THE PROBLEM: Can you quote the records below in full, word for word?

RECORDS FOR PROCESSING:
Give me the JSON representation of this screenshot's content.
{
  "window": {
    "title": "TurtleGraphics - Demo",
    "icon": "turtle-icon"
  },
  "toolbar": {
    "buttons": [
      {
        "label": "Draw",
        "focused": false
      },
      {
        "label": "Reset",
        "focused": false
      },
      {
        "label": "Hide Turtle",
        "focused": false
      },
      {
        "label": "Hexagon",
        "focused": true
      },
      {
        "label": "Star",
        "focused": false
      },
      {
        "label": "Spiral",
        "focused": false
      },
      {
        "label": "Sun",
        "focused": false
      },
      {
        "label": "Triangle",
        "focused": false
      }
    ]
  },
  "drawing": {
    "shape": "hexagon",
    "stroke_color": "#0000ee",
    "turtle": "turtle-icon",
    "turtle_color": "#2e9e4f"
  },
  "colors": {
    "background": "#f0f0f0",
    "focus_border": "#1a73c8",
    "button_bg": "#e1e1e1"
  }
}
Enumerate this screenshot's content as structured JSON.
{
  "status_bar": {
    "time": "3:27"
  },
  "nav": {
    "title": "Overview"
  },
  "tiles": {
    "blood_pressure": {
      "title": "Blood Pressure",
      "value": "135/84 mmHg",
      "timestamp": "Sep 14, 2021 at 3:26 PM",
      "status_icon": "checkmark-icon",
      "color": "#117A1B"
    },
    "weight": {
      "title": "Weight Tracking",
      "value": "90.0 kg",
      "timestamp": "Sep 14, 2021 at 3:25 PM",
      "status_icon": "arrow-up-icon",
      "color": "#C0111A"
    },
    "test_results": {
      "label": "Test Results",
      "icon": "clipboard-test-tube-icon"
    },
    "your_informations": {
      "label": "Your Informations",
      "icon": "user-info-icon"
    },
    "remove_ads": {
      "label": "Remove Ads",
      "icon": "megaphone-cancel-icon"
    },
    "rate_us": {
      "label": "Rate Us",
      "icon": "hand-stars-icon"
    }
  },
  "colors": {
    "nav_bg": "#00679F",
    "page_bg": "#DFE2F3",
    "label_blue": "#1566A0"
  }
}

TASK RESULT:
Give me the JSON representation of this screenshot's content.
{
  "window": {
    "title": "TurtleGraphics - Demo",
    "icon": "turtle-icon"
  },
  "toolbar": {
    "buttons": [
      {
        "label": "Draw",
        "focused": false
      },
      {
        "label": "Reset",
        "focused": false
      },
      {
        "label": "Hide Turtle",
        "focused": false
      },
      {
        "label": "Hexagon",
        "focused": true
      },
      {
        "label": "Star",
        "focused": false
      },
      {
        "label": "Spiral",
        "focused": false
      },
      {
        "label": "Sun",
        "focused": false
      },
      {
        "label": "Triangle",
        "focused": false
      }
    ]
  },
  "drawing": {
    "shape": "hexagon",
    "stroke_color": "#0000ee",
    "turtle": "turtle-icon",
    "turtle_color": "#2e9e4f"
  },
  "colors": {
    "background": "#f0f0f0",
    "focus_border": "#1a73c8",
    "button_bg": "#e1e1e1"
  }
}
Enumerate this screenshot's content as structured JSON.
{
  "status_bar": {
    "time": "3:27"
  },
  "nav": {
    "title": "Overview"
  },
  "tiles": {
    "blood_pressure": {
      "title": "Blood Pressure",
      "value": "135/84 mmHg",
      "timestamp": "Sep 14, 2021 at 3:26 PM",
      "status_icon": "checkmark-icon",
      "color": "#117A1B"
    },
    "weight": {
      "title": "Weight Tracking",
      "value": "90.0 kg",
      "timestamp": "Sep 14, 2021 at 3:25 PM",
      "status_icon": "arrow-up-icon",
      "color": "#C0111A"
    },
    "test_results": {
      "label": "Test Results",
      "icon": "clipboard-test-tube-icon"
    },
    "your_informations": {
      "label": "Your Informations",
      "icon": "user-info-icon"
    },
    "remove_ads": {
      "label": "Remove Ads",
      "icon": "megaphone-cancel-icon"
    },
    "rate_us": {
      "label": "Rate Us",
      "icon": "hand-stars-icon"
    }
  },
  "colors": {
    "nav_bg": "#00679F",
    "page_bg": "#DFE2F3",
    "label_blue": "#1566A0"
  }
}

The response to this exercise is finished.